▶ **Given request**: Below is a listing; write it out exactly and drop any images from it.

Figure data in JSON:
* Begin *

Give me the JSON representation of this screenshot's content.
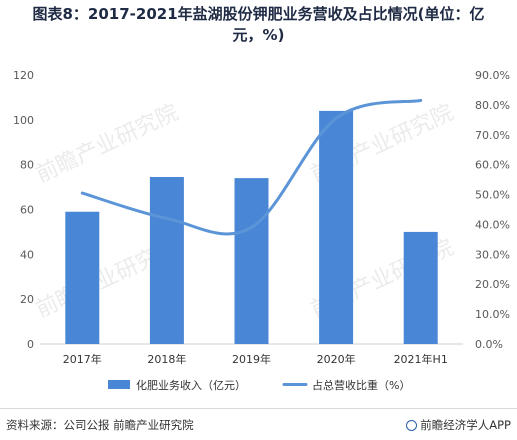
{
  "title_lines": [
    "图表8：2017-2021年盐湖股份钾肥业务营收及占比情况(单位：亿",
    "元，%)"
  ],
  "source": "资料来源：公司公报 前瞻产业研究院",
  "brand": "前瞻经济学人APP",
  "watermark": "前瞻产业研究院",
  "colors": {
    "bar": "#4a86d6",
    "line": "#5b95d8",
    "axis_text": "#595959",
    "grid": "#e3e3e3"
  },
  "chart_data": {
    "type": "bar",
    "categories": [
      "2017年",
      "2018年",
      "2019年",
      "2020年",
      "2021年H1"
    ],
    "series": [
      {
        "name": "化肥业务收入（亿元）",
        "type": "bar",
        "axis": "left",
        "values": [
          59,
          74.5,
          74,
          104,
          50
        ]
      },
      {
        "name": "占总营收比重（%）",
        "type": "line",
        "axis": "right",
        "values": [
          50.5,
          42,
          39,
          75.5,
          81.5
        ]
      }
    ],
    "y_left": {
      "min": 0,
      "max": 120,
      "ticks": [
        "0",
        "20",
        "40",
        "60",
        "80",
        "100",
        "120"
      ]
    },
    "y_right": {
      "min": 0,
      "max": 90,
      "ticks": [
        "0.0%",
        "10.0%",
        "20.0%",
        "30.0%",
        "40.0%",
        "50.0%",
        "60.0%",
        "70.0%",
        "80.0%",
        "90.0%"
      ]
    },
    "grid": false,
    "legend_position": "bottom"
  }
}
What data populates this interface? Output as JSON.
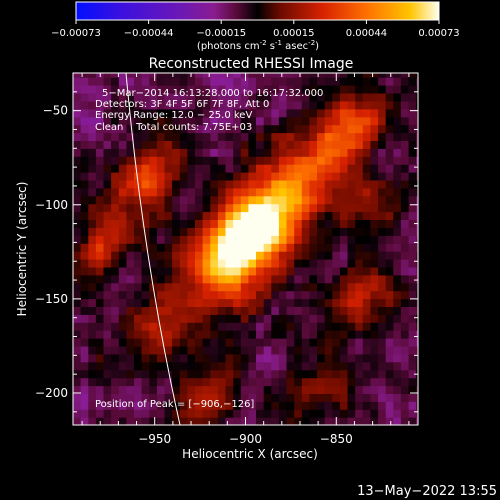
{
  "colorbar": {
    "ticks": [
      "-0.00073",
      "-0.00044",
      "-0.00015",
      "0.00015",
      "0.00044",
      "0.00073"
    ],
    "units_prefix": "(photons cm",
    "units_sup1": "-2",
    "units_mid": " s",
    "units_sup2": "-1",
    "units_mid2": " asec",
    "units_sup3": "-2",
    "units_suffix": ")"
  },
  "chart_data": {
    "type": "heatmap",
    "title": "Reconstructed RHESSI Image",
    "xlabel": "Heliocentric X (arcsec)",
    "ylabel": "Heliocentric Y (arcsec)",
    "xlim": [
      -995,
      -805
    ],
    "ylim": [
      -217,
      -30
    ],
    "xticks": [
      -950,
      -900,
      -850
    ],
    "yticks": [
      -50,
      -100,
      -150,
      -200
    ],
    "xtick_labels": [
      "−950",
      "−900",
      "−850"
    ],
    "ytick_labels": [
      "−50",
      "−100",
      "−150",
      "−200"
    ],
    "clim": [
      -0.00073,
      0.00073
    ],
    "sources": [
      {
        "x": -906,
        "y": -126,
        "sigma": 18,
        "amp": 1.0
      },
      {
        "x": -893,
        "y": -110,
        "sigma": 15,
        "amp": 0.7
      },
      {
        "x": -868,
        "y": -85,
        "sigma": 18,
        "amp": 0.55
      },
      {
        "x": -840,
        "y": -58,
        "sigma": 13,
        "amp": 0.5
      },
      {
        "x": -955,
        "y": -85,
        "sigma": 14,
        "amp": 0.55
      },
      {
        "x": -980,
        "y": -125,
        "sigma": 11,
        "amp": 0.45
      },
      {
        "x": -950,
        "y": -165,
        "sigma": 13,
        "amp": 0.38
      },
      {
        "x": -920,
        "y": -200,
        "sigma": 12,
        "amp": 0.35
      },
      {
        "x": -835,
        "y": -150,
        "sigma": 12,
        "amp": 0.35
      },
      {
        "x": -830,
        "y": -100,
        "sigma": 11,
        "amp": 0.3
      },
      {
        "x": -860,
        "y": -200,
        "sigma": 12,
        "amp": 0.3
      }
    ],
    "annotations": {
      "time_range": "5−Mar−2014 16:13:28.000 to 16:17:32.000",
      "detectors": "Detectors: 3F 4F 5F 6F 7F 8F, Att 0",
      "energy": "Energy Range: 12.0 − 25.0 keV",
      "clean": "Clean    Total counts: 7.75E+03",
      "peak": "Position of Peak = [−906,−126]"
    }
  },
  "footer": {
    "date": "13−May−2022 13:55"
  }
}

* End *

▶ **Result for this exercise**:
Give me the JSON representation of this screenshot's content.
{
  "title_lines": [
    "图表8：2017-2021年盐湖股份钾肥业务营收及占比情况(单位：亿",
    "元，%)"
  ],
  "source": "资料来源：公司公报 前瞻产业研究院",
  "brand": "前瞻经济学人APP",
  "watermark": "前瞻产业研究院",
  "colors": {
    "bar": "#4a86d6",
    "line": "#5b95d8",
    "axis_text": "#595959",
    "grid": "#e3e3e3"
  },
  "chart_data": {
    "type": "bar",
    "categories": [
      "2017年",
      "2018年",
      "2019年",
      "2020年",
      "2021年H1"
    ],
    "series": [
      {
        "name": "化肥业务收入（亿元）",
        "type": "bar",
        "axis": "left",
        "values": [
          59,
          74.5,
          74,
          104,
          50
        ]
      },
      {
        "name": "占总营收比重（%）",
        "type": "line",
        "axis": "right",
        "values": [
          50.5,
          42,
          39,
          75.5,
          81.5
        ]
      }
    ],
    "y_left": {
      "min": 0,
      "max": 120,
      "ticks": [
        "0",
        "20",
        "40",
        "60",
        "80",
        "100",
        "120"
      ]
    },
    "y_right": {
      "min": 0,
      "max": 90,
      "ticks": [
        "0.0%",
        "10.0%",
        "20.0%",
        "30.0%",
        "40.0%",
        "50.0%",
        "60.0%",
        "70.0%",
        "80.0%",
        "90.0%"
      ]
    },
    "grid": false,
    "legend_position": "bottom"
  }
}
What data populates this interface? Output as JSON.
{
  "colorbar": {
    "ticks": [
      "-0.00073",
      "-0.00044",
      "-0.00015",
      "0.00015",
      "0.00044",
      "0.00073"
    ],
    "units_prefix": "(photons cm",
    "units_sup1": "-2",
    "units_mid": " s",
    "units_sup2": "-1",
    "units_mid2": " asec",
    "units_sup3": "-2",
    "units_suffix": ")"
  },
  "chart_data": {
    "type": "heatmap",
    "title": "Reconstructed RHESSI Image",
    "xlabel": "Heliocentric X (arcsec)",
    "ylabel": "Heliocentric Y (arcsec)",
    "xlim": [
      -995,
      -805
    ],
    "ylim": [
      -217,
      -30
    ],
    "xticks": [
      -950,
      -900,
      -850
    ],
    "yticks": [
      -50,
      -100,
      -150,
      -200
    ],
    "xtick_labels": [
      "−950",
      "−900",
      "−850"
    ],
    "ytick_labels": [
      "−50",
      "−100",
      "−150",
      "−200"
    ],
    "clim": [
      -0.00073,
      0.00073
    ],
    "sources": [
      {
        "x": -906,
        "y": -126,
        "sigma": 18,
        "amp": 1.0
      },
      {
        "x": -893,
        "y": -110,
        "sigma": 15,
        "amp": 0.7
      },
      {
        "x": -868,
        "y": -85,
        "sigma": 18,
        "amp": 0.55
      },
      {
        "x": -840,
        "y": -58,
        "sigma": 13,
        "amp": 0.5
      },
      {
        "x": -955,
        "y": -85,
        "sigma": 14,
        "amp": 0.55
      },
      {
        "x": -980,
        "y": -125,
        "sigma": 11,
        "amp": 0.45
      },
      {
        "x": -950,
        "y": -165,
        "sigma": 13,
        "amp": 0.38
      },
      {
        "x": -920,
        "y": -200,
        "sigma": 12,
        "amp": 0.35
      },
      {
        "x": -835,
        "y": -150,
        "sigma": 12,
        "amp": 0.35
      },
      {
        "x": -830,
        "y": -100,
        "sigma": 11,
        "amp": 0.3
      },
      {
        "x": -860,
        "y": -200,
        "sigma": 12,
        "amp": 0.3
      }
    ],
    "annotations": {
      "time_range": "5−Mar−2014 16:13:28.000 to 16:17:32.000",
      "detectors": "Detectors: 3F 4F 5F 6F 7F 8F, Att 0",
      "energy": "Energy Range: 12.0 − 25.0 keV",
      "clean": "Clean    Total counts: 7.75E+03",
      "peak": "Position of Peak = [−906,−126]"
    }
  },
  "footer": {
    "date": "13−May−2022 13:55"
  }
}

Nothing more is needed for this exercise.